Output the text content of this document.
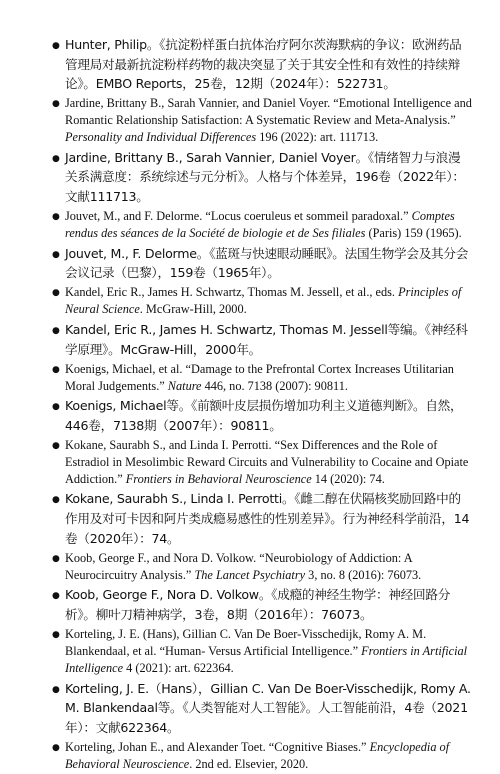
● Hunter, Philip。《抗淀粉样蛋白抗体治疗阿尔茨海默病的争议：欧洲药品管理局对最新抗淀粉样药物的裁决突显了关于其安全性和有效性的持续辩论》。EMBO Reports，25卷，12期（2024年）：522731。
● Jardine, Brittany B., Sarah Vannier, and Daniel Voyer. “Emotional Intelligence and Romantic Relationship Satisfaction: A Systematic Review and Meta-Analysis.” Personality and Individual Differences 196 (2022): art. 111713.
● Jardine, Brittany B., Sarah Vannier, Daniel Voyer。《情绪智力与浪漫关系满意度：系统综述与元分析》。人格与个体差异，196卷（2022年）：文献111713。
● Jouvet, M., and F. Delorme. “Locus coeruleus et sommeil paradoxal.” Comptes rendus des séances de la Société de biologie et de Ses filiales (Paris) 159 (1965).
● Jouvet, M., F. Delorme。《蓝斑与快速眼动睡眠》。法国生物学会及其分会会议记录（巴黎），159卷（1965年）。
● Kandel, Eric R., James H. Schwartz, Thomas M. Jessell, et al., eds. Principles of Neural Science. McGraw-Hill, 2000.
● Kandel, Eric R., James H. Schwartz, Thomas M. Jessell等编。《神经科学原理》。McGraw-Hill，2000年。
● Koenigs, Michael, et al. “Damage to the Prefrontal Cortex Increases Utilitarian Moral Judgements.” Nature 446, no. 7138 (2007): 90811.
● Koenigs, Michael等。《前额叶皮层损伤增加功利主义道德判断》。自然，446卷，7138期（2007年）：90811。
● Kokane, Saurabh S., and Linda I. Perrotti. “Sex Differences and the Role of Estradiol in Mesolimbic Reward Circuits and Vulnerability to Cocaine and Opiate Addiction.” Frontiers in Behavioral Neuroscience 14 (2020): 74.
● Kokane, Saurabh S., Linda I. Perrotti。《雌二醇在伏隔核奖励回路中的作用及对可卡因和阿片类成瘾易感性的性别差异》。行为神经科学前沿，14卷（2020年）：74。
● Koob, George F., and Nora D. Volkow. “Neurobiology of Addiction: A Neurocircuitry Analysis.” The Lancet Psychiatry 3, no. 8 (2016): 76073.
● Koob, George F., Nora D. Volkow。《成瘾的神经生物学：神经回路分析》。柳叶刀精神病学，3卷，8期（2016年）：76073。
● Korteling, J. E. (Hans), Gillian C. Van De Boer-Visschedijk, Romy A. M. Blankendaal, et al. “Human- Versus Artificial Intelligence.” Frontiers in Artificial Intelligence 4 (2021): art. 622364.
● Korteling, J. E.（Hans），Gillian C. Van De Boer-Visschedijk, Romy A. M. Blankendaal等。《人类智能对人工智能》。人工智能前沿，4卷（2021年）：文献622364。
● Korteling, Johan E., and Alexander Toet. “Cognitive Biases.” Encyclopedia of Behavioral Neuroscience. 2nd ed. Elsevier, 2020.
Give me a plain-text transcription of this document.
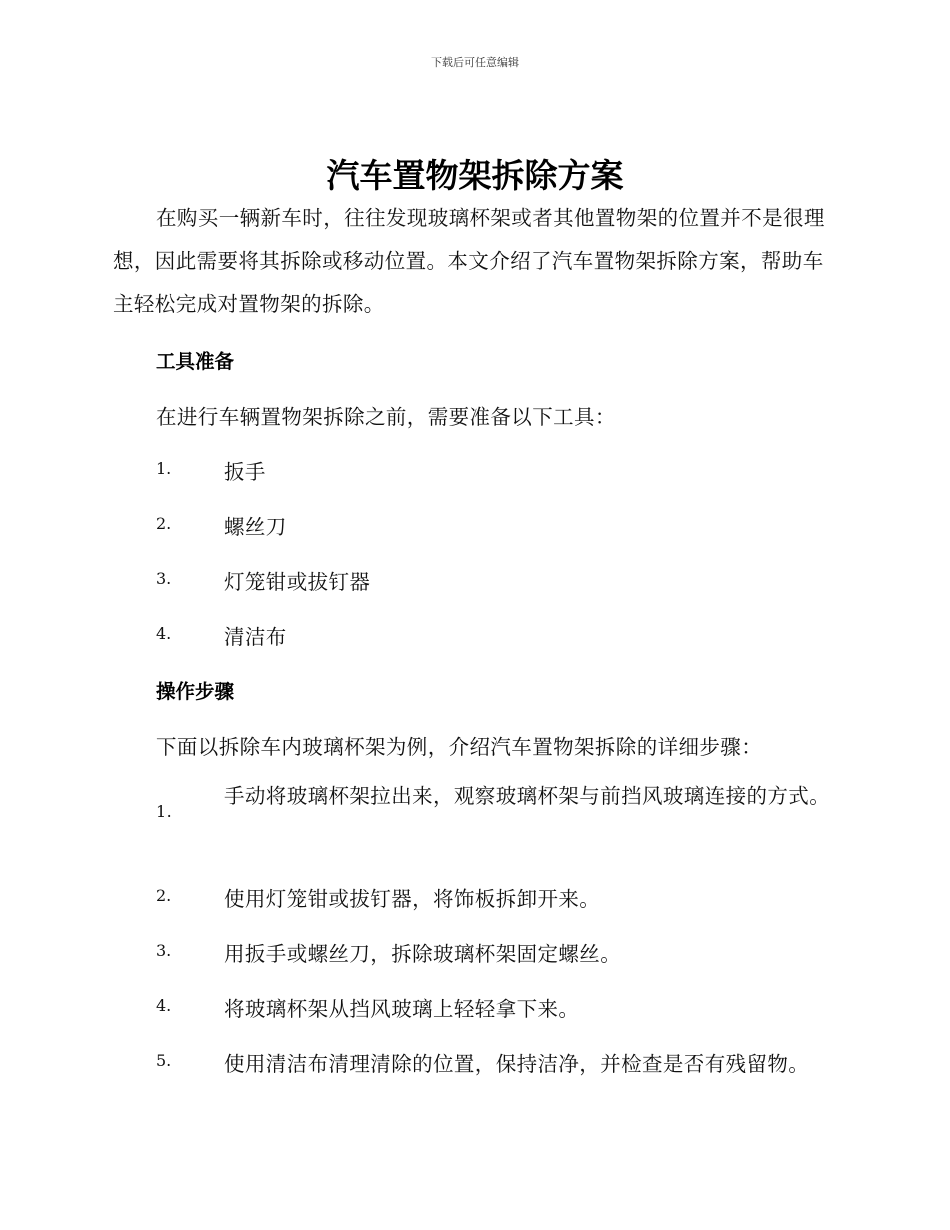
下载后可任意编辑
汽车置物架拆除方案
在购买一辆新车时，往往发现玻璃杯架或者其他置物架的位置并不是很理想，因此需要将其拆除或移动位置。本文介绍了汽车置物架拆除方案，帮助车主轻松完成对置物架的拆除。
工具准备
在进行车辆置物架拆除之前，需要准备以下工具：
1.	扳手
2.	螺丝刀
3.	灯笼钳或拔钉器
4.	清洁布
操作步骤
下面以拆除车内玻璃杯架为例，介绍汽车置物架拆除的详细步骤：
1.
手动将玻璃杯架拉出来，观察玻璃杯架与前挡风玻璃连接的方式。
2.	使用灯笼钳或拔钉器，将饰板拆卸开来。
3.	用扳手或螺丝刀，拆除玻璃杯架固定螺丝。
4.	将玻璃杯架从挡风玻璃上轻轻拿下来。
5.	使用清洁布清理清除的位置，保持洁净，并检查是否有残留物。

TASK INSTRUCTIONS.
Return each line of the listing that holds the string "Vannier".

OUTPUT FOR THIS EXERCISE.
● Jardine, Brittany B., Sarah Vannier, and Daniel Voyer. “Emotional Intelligence and Romantic Relationship Satisfaction: A Systematic Review and Meta-Analysis.” Personality and Individual Differences 196 (2022): art. 111713.
● Jardine, Brittany B., Sarah Vannier, Daniel Voyer。《情绪智力与浪漫关系满意度：系统综述与元分析》。人格与个体差异，196卷（2022年）：文献111713。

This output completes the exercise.